> **Exercise brief**: Find the string "name" in the data, then copy every line where it is found.

> **Data in this exercise**:

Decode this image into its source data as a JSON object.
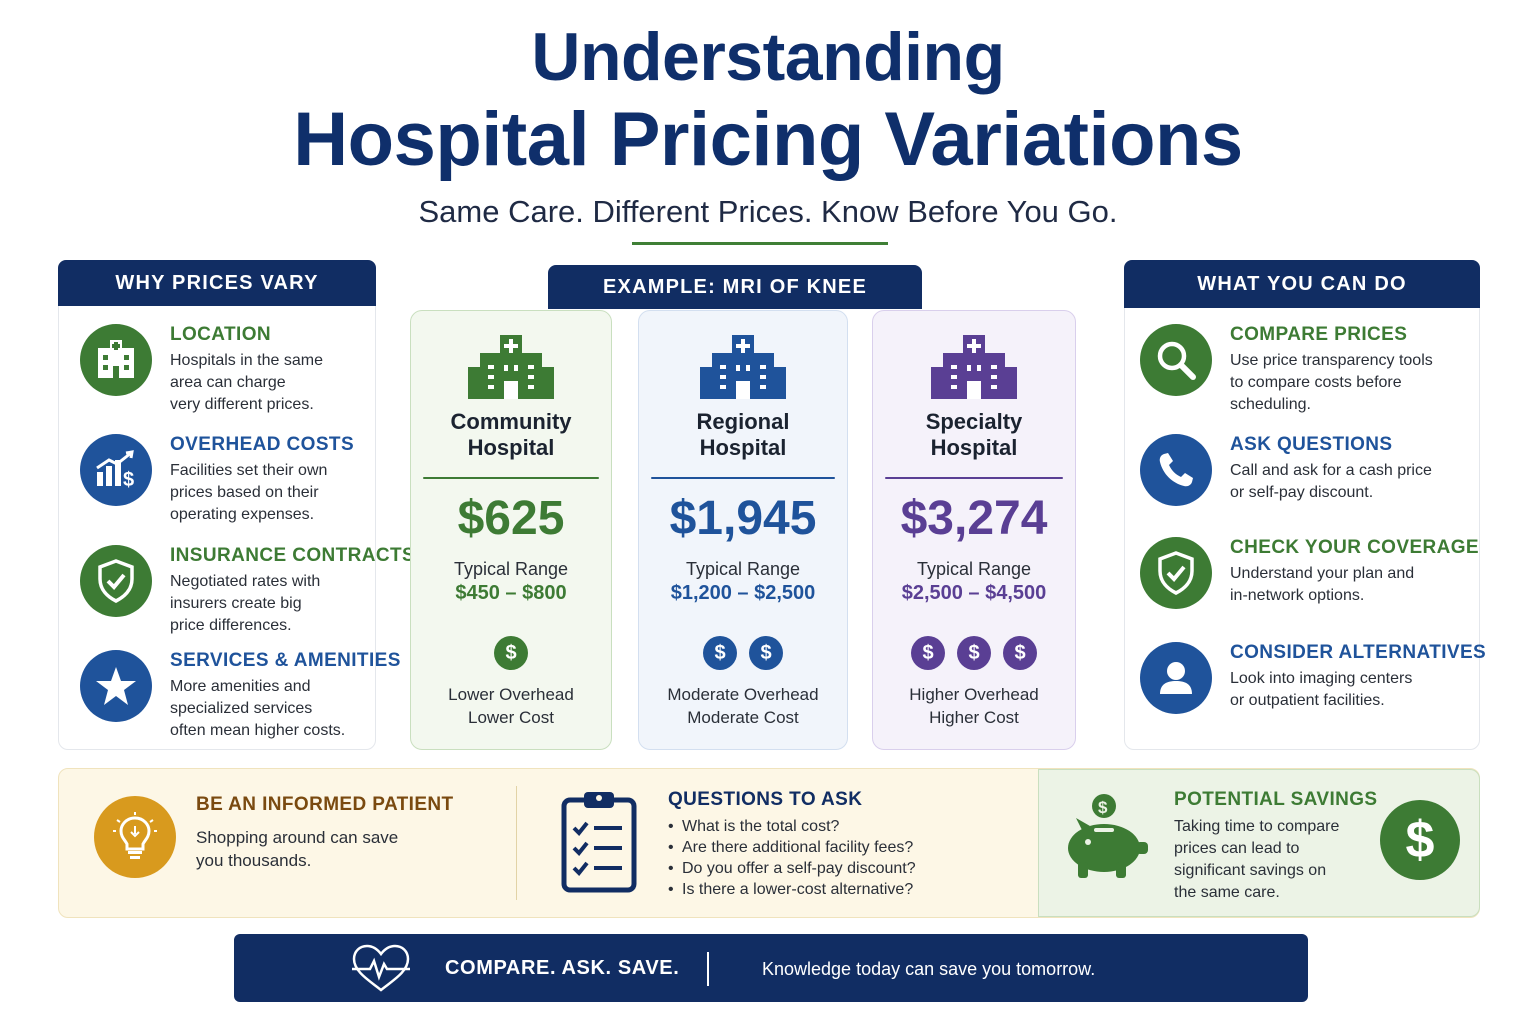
{
  "header": {
    "title_line1": "Understanding",
    "title_line2": "Hospital Pricing Variations",
    "subtitle": "Same Care. Different Prices. Know Before You Go."
  },
  "why": {
    "heading": "WHY PRICES VARY",
    "items": [
      {
        "title": "LOCATION",
        "desc": "Hospitals in the same\narea can charge\nvery different prices.",
        "icon": "hospital-building-icon"
      },
      {
        "title": "OVERHEAD COSTS",
        "desc": "Facilities set their own\nprices based on their\noperating expenses.",
        "icon": "chart-dollar-icon"
      },
      {
        "title": "INSURANCE CONTRACTS",
        "desc": "Negotiated rates with\ninsurers create big\nprice differences.",
        "icon": "shield-check-icon"
      },
      {
        "title": "SERVICES & AMENITIES",
        "desc": "More amenities and\nspecialized services\noften mean higher costs.",
        "icon": "star-icon"
      }
    ]
  },
  "example": {
    "heading": "EXAMPLE: MRI OF KNEE",
    "range_label": "Typical Range",
    "hospitals": [
      {
        "name": "Community\nHospital",
        "price": "$625",
        "range": "$450 – $800",
        "dollar_count": 1,
        "note": "Lower Overhead\nLower Cost",
        "color": "#3d7b34",
        "bg": "#f3f8ef",
        "border": "#c9dfbf"
      },
      {
        "name": "Regional\nHospital",
        "price": "$1,945",
        "range": "$1,200 – $2,500",
        "dollar_count": 2,
        "note": "Moderate Overhead\nModerate Cost",
        "color": "#1f539b",
        "bg": "#f1f5fb",
        "border": "#d3dff0"
      },
      {
        "name": "Specialty\nHospital",
        "price": "$3,274",
        "range": "$2,500 – $4,500",
        "dollar_count": 3,
        "note": "Higher Overhead\nHigher Cost",
        "color": "#5a3f94",
        "bg": "#f5f2fa",
        "border": "#d9cfec"
      }
    ],
    "dollar_symbol": "$"
  },
  "actions": {
    "heading": "WHAT YOU CAN DO",
    "items": [
      {
        "title": "COMPARE PRICES",
        "desc": "Use price transparency tools\nto compare costs before\nscheduling.",
        "icon": "magnifier-icon"
      },
      {
        "title": "ASK QUESTIONS",
        "desc": "Call and ask for a cash price\nor self-pay discount.",
        "icon": "phone-icon"
      },
      {
        "title": "CHECK YOUR COVERAGE",
        "desc": "Understand your plan and\nin-network options.",
        "icon": "shield-check-icon"
      },
      {
        "title": "CONSIDER ALTERNATIVES",
        "desc": "Look into imaging centers\nor outpatient facilities.",
        "icon": "person-icon"
      }
    ]
  },
  "bottom": {
    "informed": {
      "title": "BE AN INFORMED PATIENT",
      "text": "Shopping around can save\nyou thousands.",
      "icon": "lightbulb-icon"
    },
    "questions": {
      "title": "QUESTIONS TO ASK",
      "icon": "clipboard-checklist-icon",
      "items": [
        "What is the total cost?",
        "Are there additional facility fees?",
        "Do you offer a self-pay discount?",
        "Is there a lower-cost alternative?"
      ]
    },
    "savings": {
      "title": "POTENTIAL SAVINGS",
      "text": "Taking time to compare\nprices can lead to\nsignificant savings on\nthe same care.",
      "icon": "piggy-bank-icon",
      "badge": "$"
    }
  },
  "footer": {
    "slogan": "COMPARE. ASK. SAVE.",
    "tagline": "Knowledge today can save you tomorrow.",
    "icon": "heart-pulse-icon"
  },
  "colors": {
    "navy": "#112d63",
    "green": "#3d7b34",
    "blue": "#1f539b",
    "purple": "#5a3f94",
    "gold": "#d89a1e"
  }
}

> **Answer to the exercise**:
        "name": "Community\nHospital",
        "name": "Regional\nHospital",
        "name": "Specialty\nHospital",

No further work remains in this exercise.